** start **

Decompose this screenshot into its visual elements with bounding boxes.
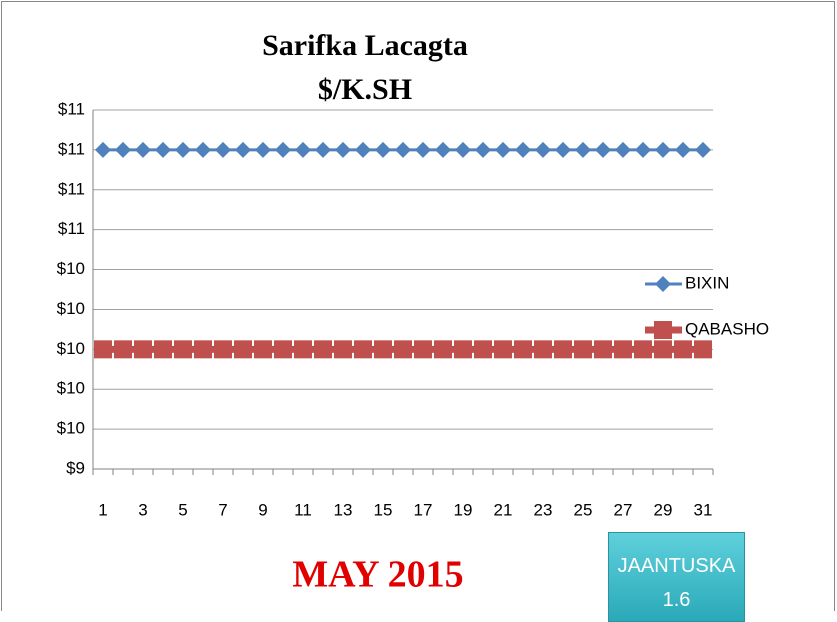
marker <box>394 340 412 359</box>
marker <box>374 340 392 359</box>
x-tick-label: 31 <box>694 500 713 519</box>
y-tick-label: $11 <box>58 139 85 158</box>
marker <box>234 340 252 359</box>
marker <box>294 340 312 359</box>
marker <box>515 141 531 158</box>
marker <box>694 340 712 359</box>
marker <box>155 141 171 158</box>
x-tick-label: 11 <box>294 500 312 519</box>
y-tick-label: $11 <box>58 99 85 118</box>
marker <box>435 141 451 158</box>
x-tick-label: 29 <box>654 500 673 519</box>
marker <box>415 141 431 158</box>
marker <box>654 340 672 359</box>
marker <box>254 340 272 359</box>
y-tick-label: $9 <box>66 458 85 477</box>
marker <box>354 340 372 359</box>
y-tick-label: $11 <box>58 179 85 198</box>
marker <box>174 340 192 359</box>
marker <box>154 340 172 359</box>
marker <box>335 141 351 158</box>
x-tick-label: 9 <box>258 500 267 519</box>
marker <box>555 141 571 158</box>
marker <box>434 340 452 359</box>
button[interactable]: JAANTUSKA 1.6 <box>608 532 745 622</box>
x-tick-label: 23 <box>534 500 553 519</box>
marker <box>494 340 512 359</box>
marker <box>575 141 591 158</box>
marker <box>114 340 132 359</box>
legend-marker <box>654 321 672 339</box>
x-tick-label: 5 <box>178 500 187 519</box>
y-tick-label: $10 <box>57 419 85 438</box>
marker <box>675 141 691 158</box>
marker <box>514 340 532 359</box>
marker <box>94 340 112 359</box>
marker <box>595 141 611 158</box>
marker <box>175 141 191 158</box>
legend-label: BIXIN <box>685 273 729 292</box>
marker <box>554 340 572 359</box>
marker <box>334 340 352 359</box>
legend-marker <box>655 276 671 292</box>
marker <box>395 141 411 158</box>
x-tick-label: 17 <box>414 500 433 519</box>
marker <box>235 141 251 158</box>
marker <box>275 141 291 158</box>
marker <box>574 340 592 359</box>
marker <box>475 141 491 158</box>
marker <box>674 340 692 359</box>
y-tick-label: $10 <box>57 299 85 318</box>
marker <box>195 141 211 158</box>
marker <box>214 340 232 359</box>
marker <box>634 340 652 359</box>
marker <box>615 141 631 158</box>
x-tick-label: 7 <box>218 500 227 519</box>
marker <box>255 141 271 158</box>
x-tick-label: 27 <box>614 500 633 519</box>
marker <box>635 141 651 158</box>
marker <box>594 340 612 359</box>
marker <box>194 340 212 359</box>
marker <box>95 141 111 158</box>
footer: MAY 2015 <box>292 554 463 596</box>
x-tick-label: 1 <box>98 500 107 519</box>
y-tick-label: $10 <box>57 379 85 398</box>
y-tick-label: $10 <box>57 259 85 278</box>
marker <box>355 141 371 158</box>
marker <box>274 340 292 359</box>
x-tick-label: 21 <box>494 500 513 519</box>
x-tick-label: 25 <box>574 500 593 519</box>
marker <box>314 340 332 359</box>
marker <box>614 340 632 359</box>
x-tick-label: 19 <box>454 500 473 519</box>
marker <box>474 340 492 359</box>
marker <box>535 141 551 158</box>
marker <box>655 141 671 158</box>
marker <box>375 141 391 158</box>
marker <box>135 141 151 158</box>
marker <box>495 141 511 158</box>
marker <box>534 340 552 359</box>
x-tick-label: 13 <box>334 500 353 519</box>
marker <box>134 340 152 359</box>
chart-subtitle: $/K.SH <box>318 73 412 106</box>
y-tick-label: $11 <box>58 219 85 238</box>
marker <box>315 141 331 158</box>
marker <box>215 141 231 158</box>
x-tick-label: 15 <box>374 500 393 519</box>
marker <box>695 141 711 158</box>
marker <box>295 141 311 158</box>
marker <box>454 340 472 359</box>
marker <box>414 340 432 359</box>
y-tick-label: $10 <box>57 339 85 358</box>
x-tick-label: 3 <box>138 500 147 519</box>
legend-label: QABASHO <box>685 319 769 338</box>
chart-border <box>1 1 835 611</box>
marker <box>115 141 131 158</box>
marker <box>455 141 471 158</box>
chart-title: Sarifka Lacagta <box>262 29 468 62</box>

** end **

Rewrite all of the records above, replacing every occurrence of "y-tick-label" with "y-axis-label" and leaving everything else unchanged. Omit the pictures.

Decompose this screenshot into its visual elements with bounding boxes.
marker <box>394 340 412 359</box>
marker <box>374 340 392 359</box>
x-tick-label: 31 <box>694 500 713 519</box>
y-axis-label: $11 <box>58 139 85 158</box>
marker <box>234 340 252 359</box>
marker <box>294 340 312 359</box>
marker <box>515 141 531 158</box>
marker <box>694 340 712 359</box>
marker <box>155 141 171 158</box>
x-tick-label: 11 <box>294 500 312 519</box>
y-axis-label: $11 <box>58 99 85 118</box>
marker <box>435 141 451 158</box>
x-tick-label: 29 <box>654 500 673 519</box>
marker <box>415 141 431 158</box>
marker <box>654 340 672 359</box>
marker <box>254 340 272 359</box>
y-axis-label: $9 <box>66 458 85 477</box>
marker <box>354 340 372 359</box>
y-axis-label: $11 <box>58 179 85 198</box>
marker <box>174 340 192 359</box>
marker <box>154 340 172 359</box>
marker <box>335 141 351 158</box>
x-tick-label: 9 <box>258 500 267 519</box>
marker <box>555 141 571 158</box>
marker <box>434 340 452 359</box>
button[interactable]: JAANTUSKA 1.6 <box>608 532 745 622</box>
x-tick-label: 23 <box>534 500 553 519</box>
marker <box>494 340 512 359</box>
marker <box>575 141 591 158</box>
marker <box>114 340 132 359</box>
legend-marker <box>654 321 672 339</box>
x-tick-label: 5 <box>178 500 187 519</box>
y-axis-label: $10 <box>57 419 85 438</box>
marker <box>675 141 691 158</box>
marker <box>514 340 532 359</box>
marker <box>94 340 112 359</box>
marker <box>595 141 611 158</box>
marker <box>175 141 191 158</box>
legend-label: BIXIN <box>685 273 729 292</box>
marker <box>554 340 572 359</box>
marker <box>334 340 352 359</box>
legend-marker <box>655 276 671 292</box>
marker <box>395 141 411 158</box>
x-tick-label: 17 <box>414 500 433 519</box>
marker <box>235 141 251 158</box>
marker <box>275 141 291 158</box>
marker <box>574 340 592 359</box>
marker <box>475 141 491 158</box>
marker <box>674 340 692 359</box>
y-axis-label: $10 <box>57 299 85 318</box>
marker <box>195 141 211 158</box>
marker <box>214 340 232 359</box>
marker <box>634 340 652 359</box>
marker <box>615 141 631 158</box>
x-tick-label: 7 <box>218 500 227 519</box>
marker <box>255 141 271 158</box>
x-tick-label: 27 <box>614 500 633 519</box>
marker <box>635 141 651 158</box>
marker <box>594 340 612 359</box>
marker <box>194 340 212 359</box>
marker <box>95 141 111 158</box>
footer: MAY 2015 <box>292 554 463 596</box>
x-tick-label: 1 <box>98 500 107 519</box>
y-axis-label: $10 <box>57 379 85 398</box>
y-axis-label: $10 <box>57 259 85 278</box>
marker <box>355 141 371 158</box>
marker <box>274 340 292 359</box>
x-tick-label: 21 <box>494 500 513 519</box>
x-tick-label: 25 <box>574 500 593 519</box>
marker <box>314 340 332 359</box>
marker <box>614 340 632 359</box>
x-tick-label: 19 <box>454 500 473 519</box>
marker <box>474 340 492 359</box>
marker <box>535 141 551 158</box>
marker <box>655 141 671 158</box>
marker <box>375 141 391 158</box>
marker <box>135 141 151 158</box>
marker <box>495 141 511 158</box>
marker <box>534 340 552 359</box>
x-tick-label: 13 <box>334 500 353 519</box>
marker <box>134 340 152 359</box>
chart-subtitle: $/K.SH <box>318 73 412 106</box>
y-axis-label: $11 <box>58 219 85 238</box>
marker <box>315 141 331 158</box>
marker <box>215 141 231 158</box>
x-tick-label: 15 <box>374 500 393 519</box>
marker <box>695 141 711 158</box>
marker <box>295 141 311 158</box>
marker <box>454 340 472 359</box>
marker <box>414 340 432 359</box>
y-axis-label: $10 <box>57 339 85 358</box>
x-tick-label: 3 <box>138 500 147 519</box>
legend-label: QABASHO <box>685 319 769 338</box>
chart-border <box>1 1 835 611</box>
marker <box>115 141 131 158</box>
marker <box>455 141 471 158</box>
chart-title: Sarifka Lacagta <box>262 29 468 62</box>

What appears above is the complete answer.